Below are records; count the lines in them that hold "všude" and give only the count.

## LISTING
-.-.-
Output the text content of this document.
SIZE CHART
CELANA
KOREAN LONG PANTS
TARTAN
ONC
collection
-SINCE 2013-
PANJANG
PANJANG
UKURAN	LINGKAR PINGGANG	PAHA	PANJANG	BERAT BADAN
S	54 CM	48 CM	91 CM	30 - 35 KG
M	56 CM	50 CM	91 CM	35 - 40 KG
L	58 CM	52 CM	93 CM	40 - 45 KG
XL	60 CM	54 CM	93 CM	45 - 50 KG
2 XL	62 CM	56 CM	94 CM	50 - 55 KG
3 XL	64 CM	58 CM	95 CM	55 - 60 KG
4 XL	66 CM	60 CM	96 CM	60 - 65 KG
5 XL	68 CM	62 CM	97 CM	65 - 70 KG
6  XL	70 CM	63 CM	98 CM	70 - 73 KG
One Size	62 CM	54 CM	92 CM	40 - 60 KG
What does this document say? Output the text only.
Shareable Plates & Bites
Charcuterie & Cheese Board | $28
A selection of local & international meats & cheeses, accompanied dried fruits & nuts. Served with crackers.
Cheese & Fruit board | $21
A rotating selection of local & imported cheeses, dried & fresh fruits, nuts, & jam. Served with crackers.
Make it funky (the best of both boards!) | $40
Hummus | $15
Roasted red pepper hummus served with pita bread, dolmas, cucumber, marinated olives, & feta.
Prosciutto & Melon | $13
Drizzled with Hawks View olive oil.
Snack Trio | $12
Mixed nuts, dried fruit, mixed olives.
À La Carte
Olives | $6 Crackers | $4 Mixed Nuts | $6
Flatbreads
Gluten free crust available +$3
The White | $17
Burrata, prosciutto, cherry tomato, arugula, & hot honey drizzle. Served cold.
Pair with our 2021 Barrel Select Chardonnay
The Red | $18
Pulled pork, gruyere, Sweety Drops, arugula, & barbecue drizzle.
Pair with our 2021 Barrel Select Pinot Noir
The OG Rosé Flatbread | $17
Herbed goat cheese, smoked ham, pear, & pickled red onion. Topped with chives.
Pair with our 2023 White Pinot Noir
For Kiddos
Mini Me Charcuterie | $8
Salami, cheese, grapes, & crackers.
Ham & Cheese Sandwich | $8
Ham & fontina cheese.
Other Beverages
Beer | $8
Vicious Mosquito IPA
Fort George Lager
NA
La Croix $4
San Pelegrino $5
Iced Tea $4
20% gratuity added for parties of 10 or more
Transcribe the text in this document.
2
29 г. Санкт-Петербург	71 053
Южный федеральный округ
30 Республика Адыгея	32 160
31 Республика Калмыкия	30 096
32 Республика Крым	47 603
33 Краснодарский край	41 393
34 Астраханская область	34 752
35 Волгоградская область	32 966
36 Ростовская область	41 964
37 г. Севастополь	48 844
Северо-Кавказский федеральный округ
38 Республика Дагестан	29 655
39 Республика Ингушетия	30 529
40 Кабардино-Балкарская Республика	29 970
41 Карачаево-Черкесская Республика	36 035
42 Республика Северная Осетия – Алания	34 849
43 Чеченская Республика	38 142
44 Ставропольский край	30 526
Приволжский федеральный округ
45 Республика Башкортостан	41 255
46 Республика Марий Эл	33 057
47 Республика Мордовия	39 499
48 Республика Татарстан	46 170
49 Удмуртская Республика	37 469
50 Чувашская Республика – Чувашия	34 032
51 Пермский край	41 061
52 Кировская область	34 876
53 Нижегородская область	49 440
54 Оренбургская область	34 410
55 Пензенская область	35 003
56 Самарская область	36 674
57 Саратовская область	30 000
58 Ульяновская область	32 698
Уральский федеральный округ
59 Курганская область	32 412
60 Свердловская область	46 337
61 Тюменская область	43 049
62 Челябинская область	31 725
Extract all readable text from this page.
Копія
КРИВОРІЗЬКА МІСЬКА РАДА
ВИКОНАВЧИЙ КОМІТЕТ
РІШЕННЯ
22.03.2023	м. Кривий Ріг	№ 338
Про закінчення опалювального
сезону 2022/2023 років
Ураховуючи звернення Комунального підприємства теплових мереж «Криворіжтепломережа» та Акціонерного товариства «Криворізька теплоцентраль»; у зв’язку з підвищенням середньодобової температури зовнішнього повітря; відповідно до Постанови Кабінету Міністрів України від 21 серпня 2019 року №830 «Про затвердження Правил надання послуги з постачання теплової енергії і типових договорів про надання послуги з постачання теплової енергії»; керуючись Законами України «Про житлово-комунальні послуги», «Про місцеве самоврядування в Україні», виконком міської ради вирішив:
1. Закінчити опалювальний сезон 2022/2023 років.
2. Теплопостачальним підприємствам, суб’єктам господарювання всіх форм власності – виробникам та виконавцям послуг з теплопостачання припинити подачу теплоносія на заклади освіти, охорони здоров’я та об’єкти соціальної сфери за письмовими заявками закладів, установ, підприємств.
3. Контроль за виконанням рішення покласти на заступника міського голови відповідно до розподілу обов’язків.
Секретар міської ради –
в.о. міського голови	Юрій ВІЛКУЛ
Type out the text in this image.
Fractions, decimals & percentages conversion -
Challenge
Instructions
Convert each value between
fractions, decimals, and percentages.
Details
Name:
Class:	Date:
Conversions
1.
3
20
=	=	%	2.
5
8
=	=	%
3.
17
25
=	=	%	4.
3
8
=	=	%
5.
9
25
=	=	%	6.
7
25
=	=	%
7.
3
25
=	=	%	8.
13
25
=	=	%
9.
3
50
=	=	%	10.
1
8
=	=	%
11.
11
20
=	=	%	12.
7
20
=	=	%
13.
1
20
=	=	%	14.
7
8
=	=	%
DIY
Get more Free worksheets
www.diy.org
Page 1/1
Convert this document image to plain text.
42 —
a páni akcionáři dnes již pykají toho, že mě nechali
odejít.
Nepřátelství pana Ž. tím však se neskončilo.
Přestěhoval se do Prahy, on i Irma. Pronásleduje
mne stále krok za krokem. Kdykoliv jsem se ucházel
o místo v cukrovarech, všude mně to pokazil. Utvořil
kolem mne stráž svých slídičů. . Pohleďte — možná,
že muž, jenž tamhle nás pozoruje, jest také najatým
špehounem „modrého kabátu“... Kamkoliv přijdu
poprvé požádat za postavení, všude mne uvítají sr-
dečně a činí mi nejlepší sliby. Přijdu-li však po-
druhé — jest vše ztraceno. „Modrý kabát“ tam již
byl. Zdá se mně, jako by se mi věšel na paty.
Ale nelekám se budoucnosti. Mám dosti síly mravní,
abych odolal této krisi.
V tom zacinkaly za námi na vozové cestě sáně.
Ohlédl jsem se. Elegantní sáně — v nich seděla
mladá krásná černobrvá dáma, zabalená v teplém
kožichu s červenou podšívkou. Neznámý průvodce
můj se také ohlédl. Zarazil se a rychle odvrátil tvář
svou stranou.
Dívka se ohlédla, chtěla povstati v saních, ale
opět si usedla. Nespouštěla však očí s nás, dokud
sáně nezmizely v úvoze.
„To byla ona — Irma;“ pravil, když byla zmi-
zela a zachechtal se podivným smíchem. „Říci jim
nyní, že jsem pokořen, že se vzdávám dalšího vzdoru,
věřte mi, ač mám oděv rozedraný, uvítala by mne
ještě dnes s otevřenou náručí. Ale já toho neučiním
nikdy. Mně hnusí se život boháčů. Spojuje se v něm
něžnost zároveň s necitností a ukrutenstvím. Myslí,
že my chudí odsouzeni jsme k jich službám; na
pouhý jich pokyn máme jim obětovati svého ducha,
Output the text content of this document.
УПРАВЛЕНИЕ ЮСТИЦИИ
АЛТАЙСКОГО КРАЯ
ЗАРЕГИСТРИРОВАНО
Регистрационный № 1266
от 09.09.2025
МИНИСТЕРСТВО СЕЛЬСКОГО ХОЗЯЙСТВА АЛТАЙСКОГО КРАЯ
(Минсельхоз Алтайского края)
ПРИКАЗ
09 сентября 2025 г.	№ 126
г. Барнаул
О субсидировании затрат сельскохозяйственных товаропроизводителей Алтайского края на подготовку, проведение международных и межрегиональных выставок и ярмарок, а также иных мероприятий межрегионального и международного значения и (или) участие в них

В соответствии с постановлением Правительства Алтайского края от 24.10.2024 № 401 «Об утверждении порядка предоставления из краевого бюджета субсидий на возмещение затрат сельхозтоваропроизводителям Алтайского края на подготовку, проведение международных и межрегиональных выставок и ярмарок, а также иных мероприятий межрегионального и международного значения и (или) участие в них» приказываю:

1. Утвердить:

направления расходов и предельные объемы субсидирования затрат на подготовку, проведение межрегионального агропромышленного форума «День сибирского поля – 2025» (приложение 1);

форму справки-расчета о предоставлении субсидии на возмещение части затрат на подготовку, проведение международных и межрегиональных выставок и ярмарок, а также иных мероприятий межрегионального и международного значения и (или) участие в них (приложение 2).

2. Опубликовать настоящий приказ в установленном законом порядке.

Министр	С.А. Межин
-.-.-
## RESPONSE
2